SUPPLIED ENTRIES:
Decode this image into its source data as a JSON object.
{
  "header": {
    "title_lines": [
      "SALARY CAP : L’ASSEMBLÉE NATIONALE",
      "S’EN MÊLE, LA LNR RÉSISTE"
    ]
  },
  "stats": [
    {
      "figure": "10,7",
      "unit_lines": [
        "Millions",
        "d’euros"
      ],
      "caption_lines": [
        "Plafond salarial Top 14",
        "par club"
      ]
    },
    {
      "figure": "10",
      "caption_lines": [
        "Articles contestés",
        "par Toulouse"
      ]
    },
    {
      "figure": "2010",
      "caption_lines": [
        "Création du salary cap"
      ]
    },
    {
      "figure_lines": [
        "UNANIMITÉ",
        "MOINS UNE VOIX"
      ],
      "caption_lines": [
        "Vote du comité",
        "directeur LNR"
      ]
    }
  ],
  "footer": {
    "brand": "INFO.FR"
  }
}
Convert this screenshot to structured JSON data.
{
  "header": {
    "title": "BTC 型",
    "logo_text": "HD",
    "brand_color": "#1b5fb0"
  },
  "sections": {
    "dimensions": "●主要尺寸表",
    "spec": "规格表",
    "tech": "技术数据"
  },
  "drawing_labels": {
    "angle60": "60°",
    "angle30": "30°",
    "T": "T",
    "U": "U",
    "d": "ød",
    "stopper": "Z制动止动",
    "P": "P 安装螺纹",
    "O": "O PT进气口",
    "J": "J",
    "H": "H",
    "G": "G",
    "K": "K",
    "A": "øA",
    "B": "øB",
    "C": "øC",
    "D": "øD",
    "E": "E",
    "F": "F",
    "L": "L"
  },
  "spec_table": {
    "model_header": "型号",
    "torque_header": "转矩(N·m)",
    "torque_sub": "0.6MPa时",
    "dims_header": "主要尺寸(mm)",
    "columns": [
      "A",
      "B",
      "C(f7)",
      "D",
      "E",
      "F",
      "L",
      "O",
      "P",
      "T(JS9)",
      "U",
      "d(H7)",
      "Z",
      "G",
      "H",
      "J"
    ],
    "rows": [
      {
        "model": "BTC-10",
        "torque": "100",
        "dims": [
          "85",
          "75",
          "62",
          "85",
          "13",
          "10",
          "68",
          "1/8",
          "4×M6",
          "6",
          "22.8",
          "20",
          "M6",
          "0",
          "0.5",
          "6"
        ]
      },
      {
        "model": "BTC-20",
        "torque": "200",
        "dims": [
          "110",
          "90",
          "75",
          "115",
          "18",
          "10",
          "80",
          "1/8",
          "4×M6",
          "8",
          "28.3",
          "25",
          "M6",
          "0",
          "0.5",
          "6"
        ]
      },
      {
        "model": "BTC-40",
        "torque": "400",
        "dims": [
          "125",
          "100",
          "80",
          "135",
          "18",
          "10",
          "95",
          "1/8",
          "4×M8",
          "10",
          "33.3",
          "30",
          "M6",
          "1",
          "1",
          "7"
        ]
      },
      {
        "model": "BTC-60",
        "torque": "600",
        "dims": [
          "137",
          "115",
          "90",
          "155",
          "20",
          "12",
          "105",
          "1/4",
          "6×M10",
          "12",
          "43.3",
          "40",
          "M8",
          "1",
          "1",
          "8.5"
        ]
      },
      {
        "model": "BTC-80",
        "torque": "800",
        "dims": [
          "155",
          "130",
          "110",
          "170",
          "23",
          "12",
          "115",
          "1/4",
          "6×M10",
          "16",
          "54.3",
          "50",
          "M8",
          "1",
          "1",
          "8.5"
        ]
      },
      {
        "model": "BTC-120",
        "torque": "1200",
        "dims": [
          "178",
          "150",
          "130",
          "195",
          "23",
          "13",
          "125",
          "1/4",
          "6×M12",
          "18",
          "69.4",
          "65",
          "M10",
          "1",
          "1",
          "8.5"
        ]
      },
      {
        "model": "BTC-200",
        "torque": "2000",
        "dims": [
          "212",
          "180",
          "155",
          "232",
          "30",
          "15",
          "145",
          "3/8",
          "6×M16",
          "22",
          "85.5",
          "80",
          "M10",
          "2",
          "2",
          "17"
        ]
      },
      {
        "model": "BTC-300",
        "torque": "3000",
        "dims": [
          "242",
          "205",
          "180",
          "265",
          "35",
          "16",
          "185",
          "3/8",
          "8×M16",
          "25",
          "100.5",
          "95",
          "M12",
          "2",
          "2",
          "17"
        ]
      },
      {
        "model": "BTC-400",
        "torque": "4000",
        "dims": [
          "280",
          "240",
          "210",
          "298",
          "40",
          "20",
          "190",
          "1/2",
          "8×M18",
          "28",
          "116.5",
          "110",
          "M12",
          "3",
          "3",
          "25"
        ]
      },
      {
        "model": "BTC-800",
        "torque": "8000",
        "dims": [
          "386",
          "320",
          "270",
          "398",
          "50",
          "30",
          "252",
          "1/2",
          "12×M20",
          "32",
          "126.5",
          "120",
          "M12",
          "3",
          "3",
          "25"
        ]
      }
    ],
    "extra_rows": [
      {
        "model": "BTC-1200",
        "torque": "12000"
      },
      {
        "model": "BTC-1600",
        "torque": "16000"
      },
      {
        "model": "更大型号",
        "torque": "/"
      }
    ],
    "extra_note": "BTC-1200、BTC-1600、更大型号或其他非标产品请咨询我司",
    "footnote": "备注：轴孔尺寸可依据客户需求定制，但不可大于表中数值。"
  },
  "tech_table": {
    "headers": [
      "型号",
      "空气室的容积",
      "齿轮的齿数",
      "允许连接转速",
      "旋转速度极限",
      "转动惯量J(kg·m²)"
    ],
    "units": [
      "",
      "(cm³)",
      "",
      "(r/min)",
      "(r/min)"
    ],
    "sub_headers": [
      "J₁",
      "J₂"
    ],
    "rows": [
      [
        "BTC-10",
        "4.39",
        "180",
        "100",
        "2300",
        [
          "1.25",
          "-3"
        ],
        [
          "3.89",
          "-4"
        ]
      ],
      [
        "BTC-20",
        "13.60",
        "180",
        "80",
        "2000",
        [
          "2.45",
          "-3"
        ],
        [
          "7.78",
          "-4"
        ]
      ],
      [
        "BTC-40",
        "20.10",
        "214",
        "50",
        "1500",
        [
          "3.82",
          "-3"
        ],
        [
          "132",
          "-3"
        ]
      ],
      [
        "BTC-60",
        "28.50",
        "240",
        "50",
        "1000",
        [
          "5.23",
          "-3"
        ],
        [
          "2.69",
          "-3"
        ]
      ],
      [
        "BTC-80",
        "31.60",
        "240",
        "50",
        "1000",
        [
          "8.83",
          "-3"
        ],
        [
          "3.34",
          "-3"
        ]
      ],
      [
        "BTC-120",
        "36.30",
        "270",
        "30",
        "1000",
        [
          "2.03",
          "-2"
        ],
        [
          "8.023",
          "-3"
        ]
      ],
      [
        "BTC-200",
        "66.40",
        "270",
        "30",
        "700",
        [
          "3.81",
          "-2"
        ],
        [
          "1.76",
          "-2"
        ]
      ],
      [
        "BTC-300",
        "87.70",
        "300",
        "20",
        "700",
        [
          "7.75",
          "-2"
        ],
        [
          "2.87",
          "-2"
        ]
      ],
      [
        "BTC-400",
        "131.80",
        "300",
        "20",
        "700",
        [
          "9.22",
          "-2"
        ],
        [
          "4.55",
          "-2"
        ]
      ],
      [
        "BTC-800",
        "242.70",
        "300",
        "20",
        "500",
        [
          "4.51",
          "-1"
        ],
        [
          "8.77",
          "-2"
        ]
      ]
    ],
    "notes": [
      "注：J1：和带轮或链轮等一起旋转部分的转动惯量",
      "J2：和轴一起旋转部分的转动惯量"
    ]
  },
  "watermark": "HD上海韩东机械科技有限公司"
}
...
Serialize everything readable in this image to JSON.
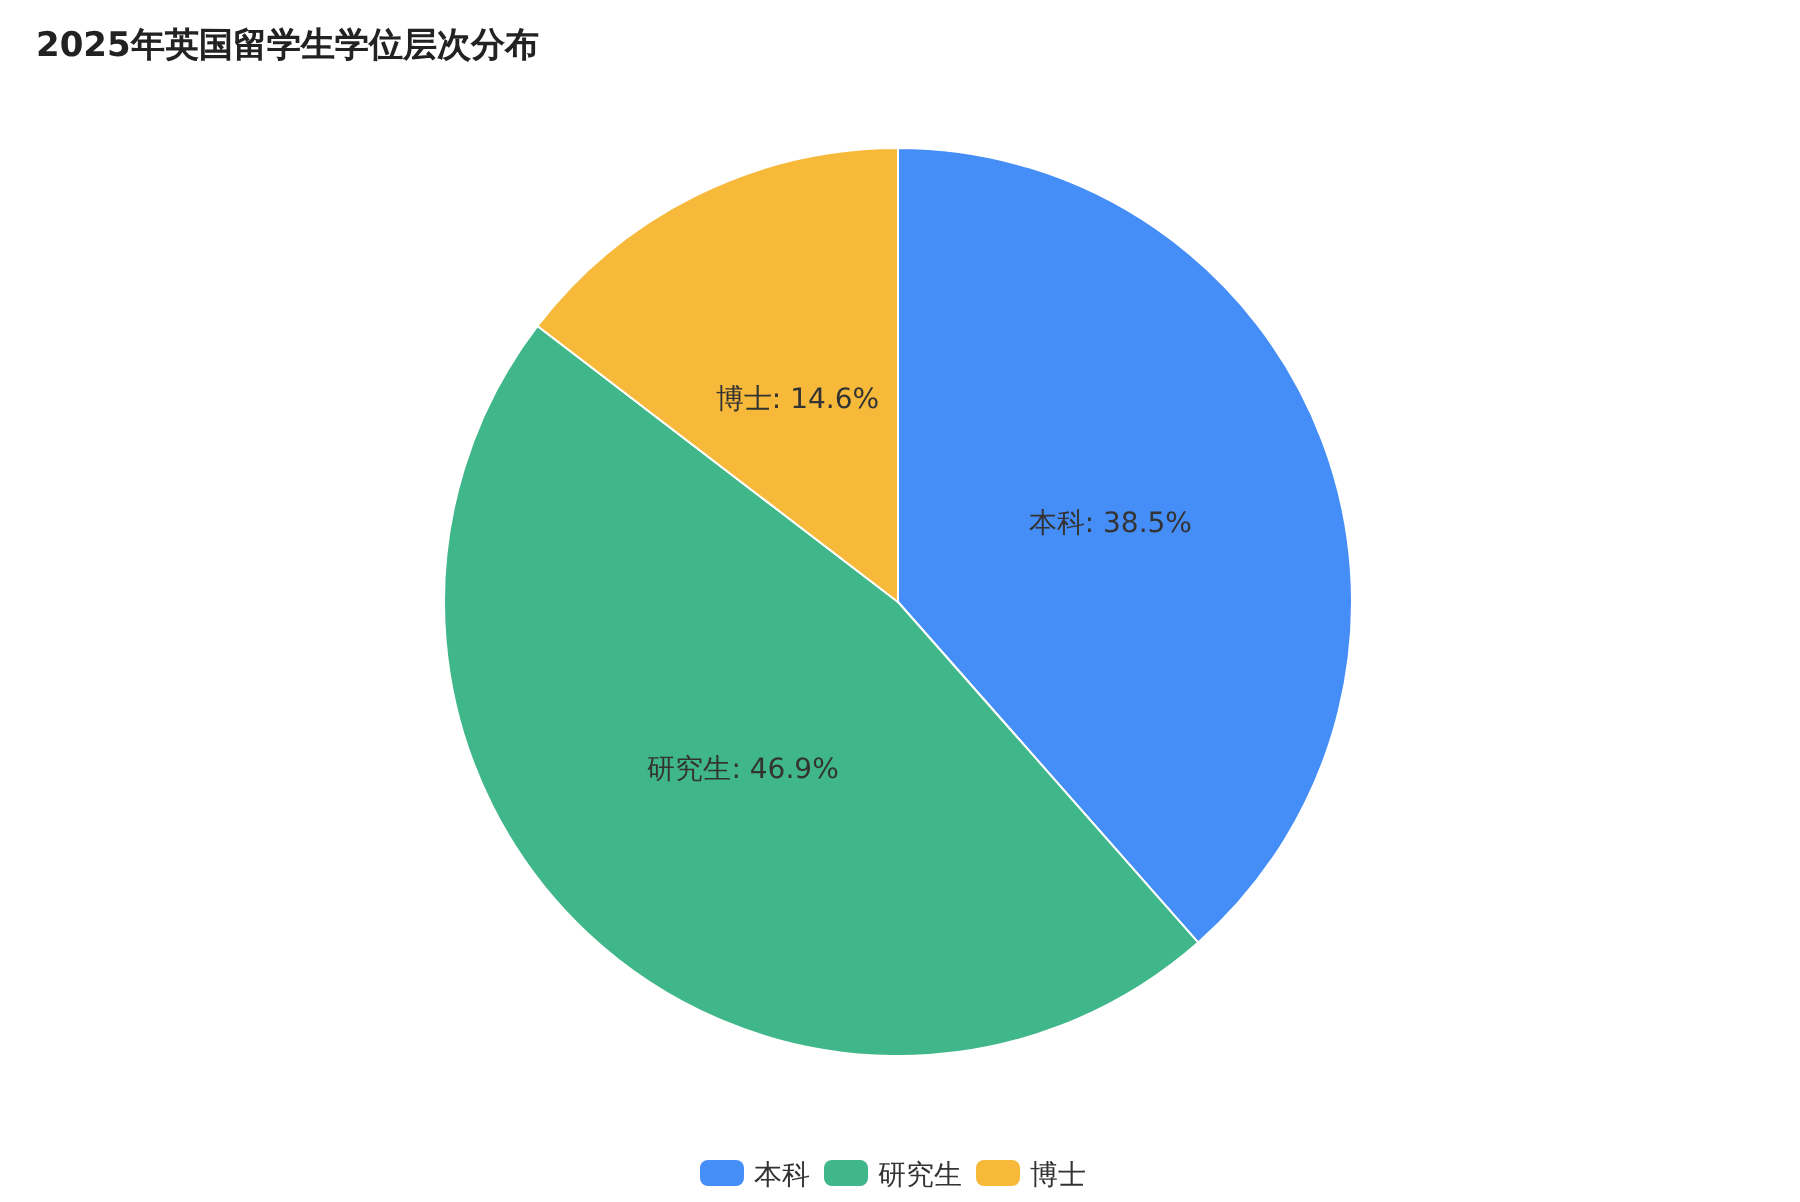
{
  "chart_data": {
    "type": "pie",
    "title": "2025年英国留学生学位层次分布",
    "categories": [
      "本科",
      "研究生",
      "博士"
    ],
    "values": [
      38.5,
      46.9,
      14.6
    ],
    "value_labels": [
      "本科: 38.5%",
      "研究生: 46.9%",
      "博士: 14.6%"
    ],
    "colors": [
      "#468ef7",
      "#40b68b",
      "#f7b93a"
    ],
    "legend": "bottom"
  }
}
---
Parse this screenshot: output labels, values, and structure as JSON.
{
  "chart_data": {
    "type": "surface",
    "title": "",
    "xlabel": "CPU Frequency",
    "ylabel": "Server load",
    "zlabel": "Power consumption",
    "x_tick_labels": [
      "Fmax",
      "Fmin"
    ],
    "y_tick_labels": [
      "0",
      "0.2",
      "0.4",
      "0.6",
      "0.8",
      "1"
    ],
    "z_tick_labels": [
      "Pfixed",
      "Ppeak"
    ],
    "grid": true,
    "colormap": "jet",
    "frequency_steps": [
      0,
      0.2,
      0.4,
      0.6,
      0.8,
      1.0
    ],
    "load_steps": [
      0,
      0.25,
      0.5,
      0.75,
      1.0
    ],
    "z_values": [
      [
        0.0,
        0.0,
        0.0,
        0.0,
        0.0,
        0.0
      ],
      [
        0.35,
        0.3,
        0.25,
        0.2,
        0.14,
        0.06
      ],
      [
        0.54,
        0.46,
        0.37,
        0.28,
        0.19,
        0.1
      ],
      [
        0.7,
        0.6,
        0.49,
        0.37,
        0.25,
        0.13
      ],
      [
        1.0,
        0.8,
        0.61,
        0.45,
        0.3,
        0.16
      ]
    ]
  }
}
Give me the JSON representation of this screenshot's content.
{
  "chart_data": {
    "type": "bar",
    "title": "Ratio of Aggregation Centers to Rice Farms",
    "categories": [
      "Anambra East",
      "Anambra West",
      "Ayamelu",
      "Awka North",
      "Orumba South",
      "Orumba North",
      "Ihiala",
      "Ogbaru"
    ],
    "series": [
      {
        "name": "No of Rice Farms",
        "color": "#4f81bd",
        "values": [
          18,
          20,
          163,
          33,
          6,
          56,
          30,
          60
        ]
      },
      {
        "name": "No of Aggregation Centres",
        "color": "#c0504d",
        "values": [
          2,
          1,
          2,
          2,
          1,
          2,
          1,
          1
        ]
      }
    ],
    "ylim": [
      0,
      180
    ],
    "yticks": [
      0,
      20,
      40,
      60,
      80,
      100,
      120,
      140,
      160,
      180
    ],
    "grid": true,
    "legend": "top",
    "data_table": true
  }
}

STATED PROBLEM: In the entries above, find each line with the string "Aggregation" and copy it.

FINISHED EXERCISE:
    "title": "Ratio of Aggregation Centers to Rice Farms",
        "name": "No of Aggregation Centres",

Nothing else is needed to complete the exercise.